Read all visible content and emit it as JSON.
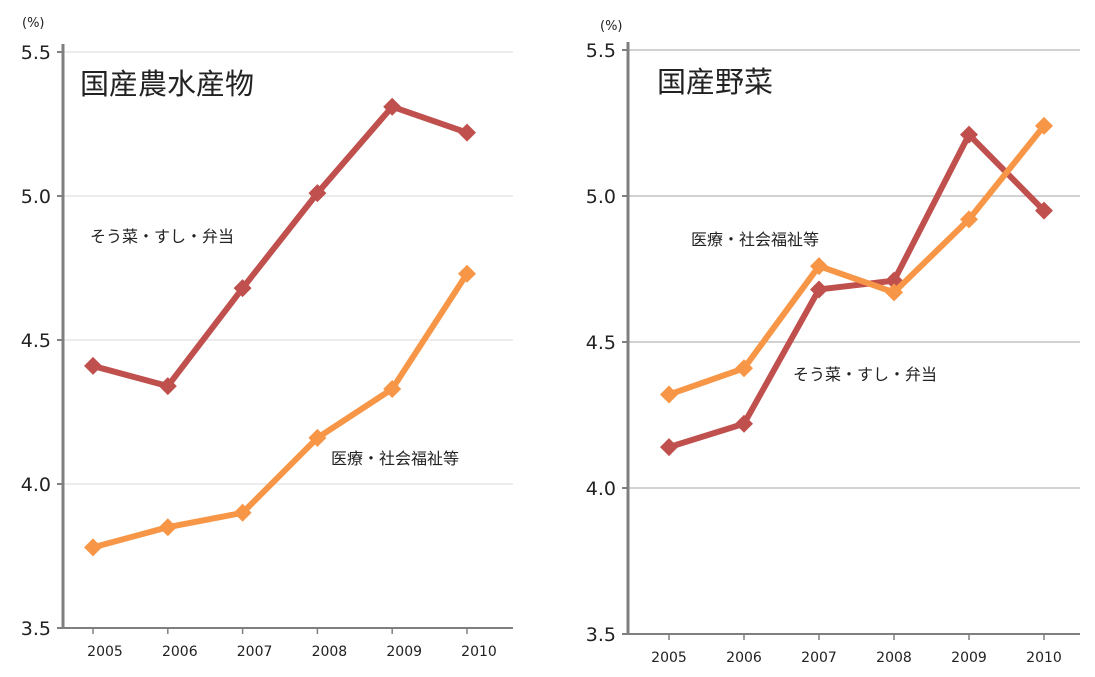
{
  "colors": {
    "series_red": "#c0504d",
    "series_orange": "#f79646",
    "axis": "#7f7f7f"
  },
  "chart_data": [
    {
      "type": "line",
      "title": "国産農水産物",
      "unit_label": "(%)",
      "x": [
        "2005",
        "2006",
        "2007",
        "2008",
        "2009",
        "2010"
      ],
      "yticks": [
        "3.5",
        "4.0",
        "4.5",
        "5.0",
        "5.5"
      ],
      "ylim": [
        3.5,
        5.5
      ],
      "grid": true,
      "series": [
        {
          "name": "そう菜・すし・弁当",
          "color": "#c0504d",
          "values": [
            4.41,
            4.34,
            4.68,
            5.01,
            5.31,
            5.22
          ]
        },
        {
          "name": "医療・社会福祉等",
          "color": "#f79646",
          "values": [
            3.78,
            3.85,
            3.9,
            4.16,
            4.33,
            4.73
          ]
        }
      ]
    },
    {
      "type": "line",
      "title": "国産野菜",
      "unit_label": "(%)",
      "x": [
        "2005",
        "2006",
        "2007",
        "2008",
        "2009",
        "2010"
      ],
      "yticks": [
        "3.5",
        "4.0",
        "4.5",
        "5.0",
        "5.5"
      ],
      "ylim": [
        3.5,
        5.5
      ],
      "grid": true,
      "series": [
        {
          "name": "そう菜・すし・弁当",
          "color": "#c0504d",
          "values": [
            4.14,
            4.22,
            4.68,
            4.71,
            5.21,
            4.95
          ]
        },
        {
          "name": "医療・社会福祉等",
          "color": "#f79646",
          "values": [
            4.32,
            4.41,
            4.76,
            4.67,
            4.92,
            5.24
          ]
        }
      ]
    }
  ]
}
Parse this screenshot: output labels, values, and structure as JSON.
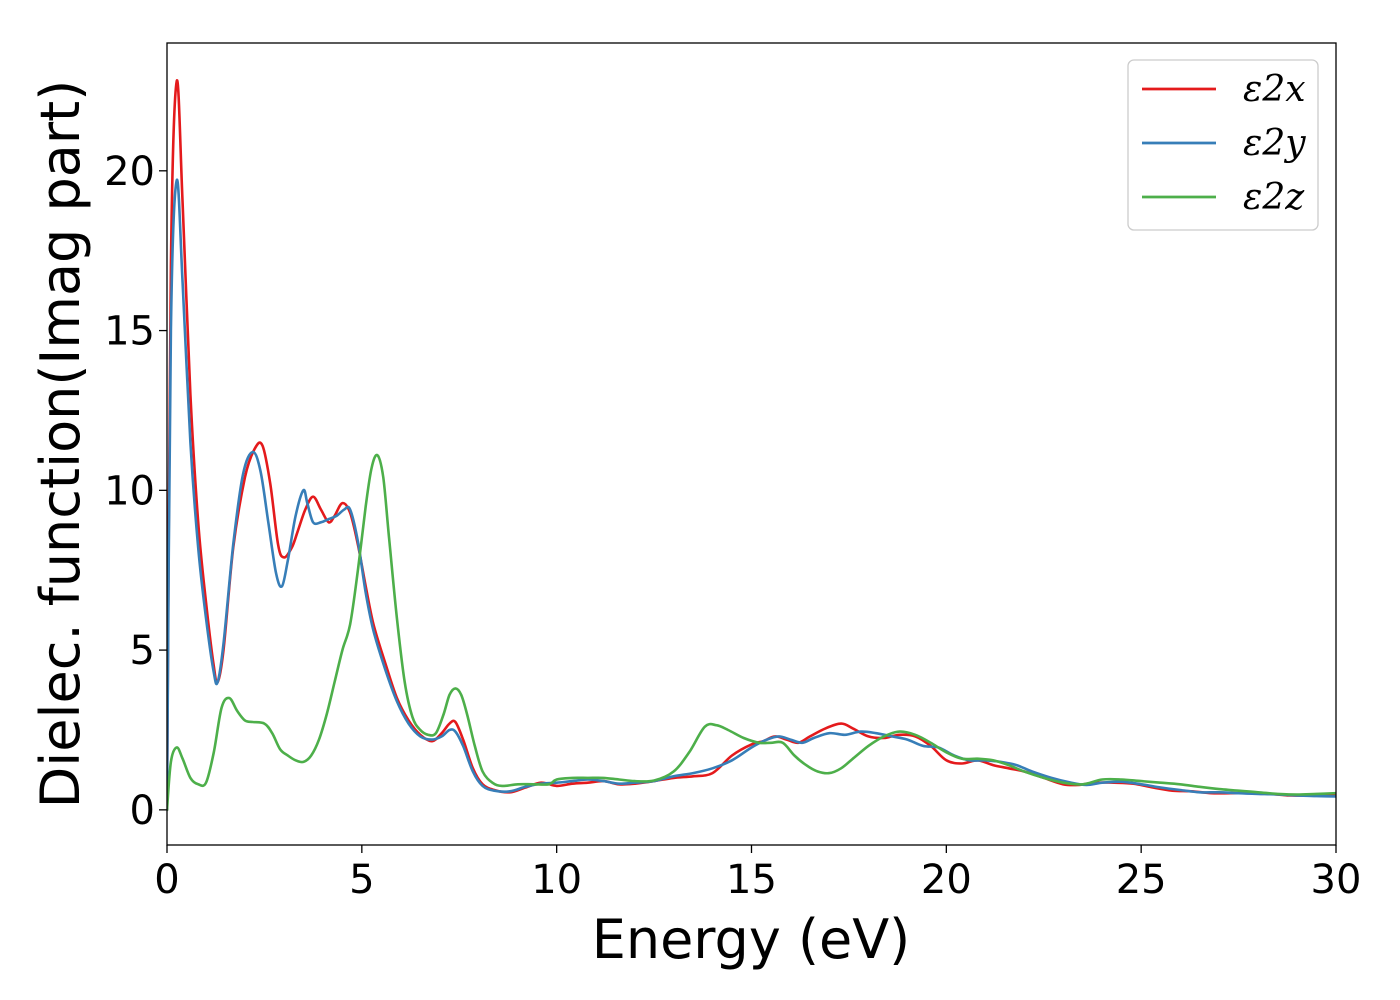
{
  "chart_data": {
    "type": "line",
    "title": "",
    "xlabel": "Energy (eV)",
    "ylabel": "Dielec. function(Imag part)",
    "xlim": [
      0,
      30
    ],
    "ylim": [
      -1.1,
      24
    ],
    "xticks": [
      0,
      5,
      10,
      15,
      20,
      25,
      30
    ],
    "yticks": [
      0,
      5,
      10,
      15,
      20
    ],
    "grid": false,
    "legend_position": "top-right",
    "series": [
      {
        "name": "ε2x",
        "color": "#e41a1c",
        "x": [
          0,
          0.1,
          0.25,
          0.4,
          0.6,
          0.8,
          1.0,
          1.2,
          1.3,
          1.45,
          1.7,
          2.0,
          2.25,
          2.45,
          2.65,
          2.85,
          3.0,
          3.2,
          3.35,
          3.55,
          3.75,
          3.95,
          4.15,
          4.3,
          4.5,
          4.7,
          4.9,
          5.1,
          5.3,
          5.6,
          5.9,
          6.2,
          6.5,
          6.8,
          7.05,
          7.25,
          7.4,
          7.6,
          7.85,
          8.1,
          8.4,
          8.8,
          9.2,
          9.6,
          10.0,
          10.4,
          10.8,
          11.2,
          11.6,
          12.0,
          12.5,
          13.0,
          13.5,
          14.0,
          14.5,
          15.0,
          15.3,
          15.6,
          15.9,
          16.2,
          16.5,
          16.9,
          17.3,
          17.6,
          18.0,
          18.4,
          18.8,
          19.2,
          19.6,
          20.0,
          20.4,
          20.8,
          21.2,
          21.6,
          22.0,
          22.5,
          23.0,
          23.4,
          23.8,
          24.3,
          24.8,
          25.3,
          25.8,
          26.3,
          26.8,
          27.3,
          27.8,
          28.3,
          28.8,
          29.3,
          29.7,
          30.0
        ],
        "y": [
          0.0,
          17.0,
          22.8,
          19.0,
          13.0,
          9.0,
          6.5,
          4.5,
          4.0,
          5.0,
          8.2,
          10.4,
          11.3,
          11.4,
          10.2,
          8.3,
          7.9,
          8.2,
          8.7,
          9.4,
          9.8,
          9.4,
          9.0,
          9.2,
          9.6,
          9.3,
          8.3,
          7.0,
          5.8,
          4.6,
          3.5,
          2.8,
          2.35,
          2.15,
          2.4,
          2.7,
          2.75,
          2.2,
          1.3,
          0.8,
          0.62,
          0.55,
          0.7,
          0.85,
          0.75,
          0.82,
          0.85,
          0.9,
          0.8,
          0.82,
          0.9,
          1.0,
          1.05,
          1.15,
          1.7,
          2.05,
          2.15,
          2.3,
          2.2,
          2.1,
          2.3,
          2.55,
          2.7,
          2.55,
          2.3,
          2.25,
          2.35,
          2.3,
          2.0,
          1.55,
          1.45,
          1.55,
          1.4,
          1.3,
          1.2,
          1.0,
          0.8,
          0.78,
          0.85,
          0.85,
          0.82,
          0.7,
          0.6,
          0.58,
          0.52,
          0.52,
          0.52,
          0.5,
          0.45,
          0.45,
          0.45,
          0.48
        ]
      },
      {
        "name": "ε2y",
        "color": "#377eb8",
        "x": [
          0,
          0.1,
          0.25,
          0.4,
          0.6,
          0.8,
          1.0,
          1.2,
          1.3,
          1.45,
          1.7,
          1.95,
          2.2,
          2.4,
          2.6,
          2.8,
          2.95,
          3.1,
          3.3,
          3.5,
          3.6,
          3.75,
          3.95,
          4.15,
          4.35,
          4.55,
          4.7,
          4.9,
          5.1,
          5.3,
          5.6,
          5.9,
          6.2,
          6.5,
          6.8,
          7.05,
          7.25,
          7.4,
          7.6,
          7.85,
          8.1,
          8.4,
          8.8,
          9.2,
          9.6,
          10.0,
          10.4,
          10.8,
          11.2,
          11.6,
          12.0,
          12.5,
          13.0,
          13.5,
          14.0,
          14.5,
          15.0,
          15.4,
          15.7,
          16.0,
          16.3,
          16.6,
          17.0,
          17.4,
          17.8,
          18.2,
          18.6,
          19.0,
          19.4,
          19.8,
          20.2,
          20.6,
          21.0,
          21.4,
          21.8,
          22.2,
          22.7,
          23.2,
          23.6,
          24.0,
          24.5,
          25.0,
          25.5,
          26.0,
          26.5,
          27.0,
          27.5,
          28.0,
          28.5,
          29.0,
          29.5,
          30.0
        ],
        "y": [
          0.0,
          15.0,
          19.7,
          16.5,
          11.5,
          8.2,
          6.0,
          4.3,
          4.0,
          5.2,
          8.3,
          10.5,
          11.2,
          10.6,
          9.0,
          7.4,
          7.0,
          7.8,
          9.2,
          10.0,
          9.6,
          9.0,
          9.0,
          9.1,
          9.2,
          9.4,
          9.4,
          8.4,
          6.8,
          5.6,
          4.4,
          3.4,
          2.7,
          2.3,
          2.2,
          2.3,
          2.5,
          2.45,
          2.0,
          1.2,
          0.75,
          0.6,
          0.58,
          0.72,
          0.82,
          0.85,
          0.9,
          0.95,
          0.9,
          0.82,
          0.85,
          0.9,
          1.05,
          1.15,
          1.3,
          1.55,
          1.95,
          2.2,
          2.3,
          2.2,
          2.1,
          2.25,
          2.4,
          2.35,
          2.45,
          2.4,
          2.3,
          2.2,
          2.0,
          1.95,
          1.7,
          1.55,
          1.55,
          1.5,
          1.4,
          1.2,
          1.0,
          0.85,
          0.78,
          0.85,
          0.88,
          0.8,
          0.7,
          0.62,
          0.55,
          0.55,
          0.52,
          0.5,
          0.48,
          0.45,
          0.43,
          0.42
        ]
      },
      {
        "name": "ε2z",
        "color": "#4daf4a",
        "x": [
          0,
          0.1,
          0.25,
          0.4,
          0.6,
          0.8,
          1.0,
          1.2,
          1.4,
          1.6,
          1.8,
          2.0,
          2.2,
          2.5,
          2.7,
          2.9,
          3.1,
          3.3,
          3.5,
          3.7,
          3.9,
          4.1,
          4.3,
          4.5,
          4.7,
          4.9,
          5.1,
          5.25,
          5.4,
          5.55,
          5.7,
          5.9,
          6.1,
          6.3,
          6.5,
          6.7,
          6.9,
          7.1,
          7.25,
          7.4,
          7.55,
          7.7,
          7.9,
          8.1,
          8.35,
          8.6,
          9.0,
          9.4,
          9.8,
          10.0,
          10.4,
          10.8,
          11.2,
          11.6,
          12.0,
          12.5,
          13.0,
          13.4,
          13.8,
          14.1,
          14.4,
          14.8,
          15.2,
          15.5,
          15.8,
          16.1,
          16.4,
          16.7,
          17.0,
          17.3,
          17.6,
          18.0,
          18.4,
          18.8,
          19.2,
          19.6,
          20.0,
          20.4,
          20.8,
          21.2,
          21.6,
          22.0,
          22.5,
          23.0,
          23.5,
          24.0,
          24.5,
          25.0,
          25.5,
          26.0,
          26.5,
          27.0,
          27.5,
          28.0,
          28.5,
          29.0,
          29.5,
          30.0
        ],
        "y": [
          0.0,
          1.5,
          1.95,
          1.6,
          1.0,
          0.8,
          0.85,
          1.8,
          3.2,
          3.5,
          3.1,
          2.8,
          2.75,
          2.7,
          2.4,
          1.9,
          1.7,
          1.55,
          1.5,
          1.7,
          2.2,
          3.0,
          4.0,
          5.0,
          5.8,
          7.5,
          9.5,
          10.7,
          11.1,
          10.4,
          8.5,
          6.0,
          4.0,
          2.9,
          2.5,
          2.35,
          2.4,
          3.0,
          3.6,
          3.8,
          3.6,
          3.0,
          2.0,
          1.2,
          0.85,
          0.75,
          0.8,
          0.8,
          0.8,
          0.95,
          1.0,
          1.0,
          1.0,
          0.95,
          0.9,
          0.92,
          1.2,
          1.8,
          2.6,
          2.65,
          2.5,
          2.25,
          2.1,
          2.1,
          2.1,
          1.7,
          1.4,
          1.2,
          1.15,
          1.3,
          1.6,
          2.0,
          2.3,
          2.45,
          2.35,
          2.1,
          1.8,
          1.6,
          1.6,
          1.55,
          1.4,
          1.2,
          1.0,
          0.85,
          0.8,
          0.95,
          0.95,
          0.9,
          0.85,
          0.8,
          0.72,
          0.65,
          0.6,
          0.55,
          0.5,
          0.48,
          0.5,
          0.52
        ]
      }
    ]
  }
}
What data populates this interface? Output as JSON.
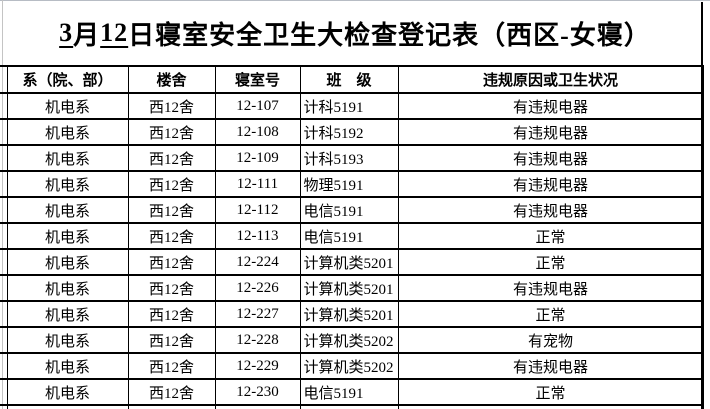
{
  "page": {
    "title": {
      "full_text": "3月12日寝室安全卫生大检查登记表（西区-女寝）",
      "segments": [
        {
          "text": "3",
          "underline": true
        },
        {
          "text": "月",
          "underline": false
        },
        {
          "text": "12",
          "underline": true
        },
        {
          "text": "日寝室安全卫生大检查登记表（西区-女寝）",
          "underline": false
        }
      ]
    }
  },
  "table": {
    "headers": [
      "系（院、部）",
      "楼舍",
      "寝室号",
      "班　级",
      "违规原因或卫生状况"
    ],
    "column_alignments": [
      "center",
      "center",
      "center",
      "left",
      "center"
    ],
    "rows": [
      [
        "机电系",
        "西12舍",
        "12-107",
        "计科5191",
        "有违规电器"
      ],
      [
        "机电系",
        "西12舍",
        "12-108",
        "计科5192",
        "有违规电器"
      ],
      [
        "机电系",
        "西12舍",
        "12-109",
        "计科5193",
        "有违规电器"
      ],
      [
        "机电系",
        "西12舍",
        "12-111",
        "物理5191",
        "有违规电器"
      ],
      [
        "机电系",
        "西12舍",
        "12-112",
        "电信5191",
        "有违规电器"
      ],
      [
        "机电系",
        "西12舍",
        "12-113",
        "电信5191",
        "正常"
      ],
      [
        "机电系",
        "西12舍",
        "12-224",
        "计算机类5201",
        "正常"
      ],
      [
        "机电系",
        "西12舍",
        "12-226",
        "计算机类5201",
        "有违规电器"
      ],
      [
        "机电系",
        "西12舍",
        "12-227",
        "计算机类5201",
        "正常"
      ],
      [
        "机电系",
        "西12舍",
        "12-228",
        "计算机类5202",
        "有宠物"
      ],
      [
        "机电系",
        "西12舍",
        "12-229",
        "计算机类5202",
        "有违规电器"
      ],
      [
        "机电系",
        "西12舍",
        "12-230",
        "电信5191",
        "正常"
      ]
    ],
    "partial_row_visible": true
  },
  "colors": {
    "border": "#000000",
    "edge_gray": "#c4c4c4",
    "top_edge_gray": "#b7bcc4",
    "text": "#000000",
    "background": "#ffffff"
  }
}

============

### Problem requirements
Go through the records and show every line with the string "name" in it.

### The answer
          "name": "そう菜・すし・弁当",
          "name": "医療・社会福祉等",
          "name": "そう菜・すし・弁当",
          "name": "医療・社会福祉等",
        "name": "ε2x",
        "name": "ε2y",
        "name": "ε2z",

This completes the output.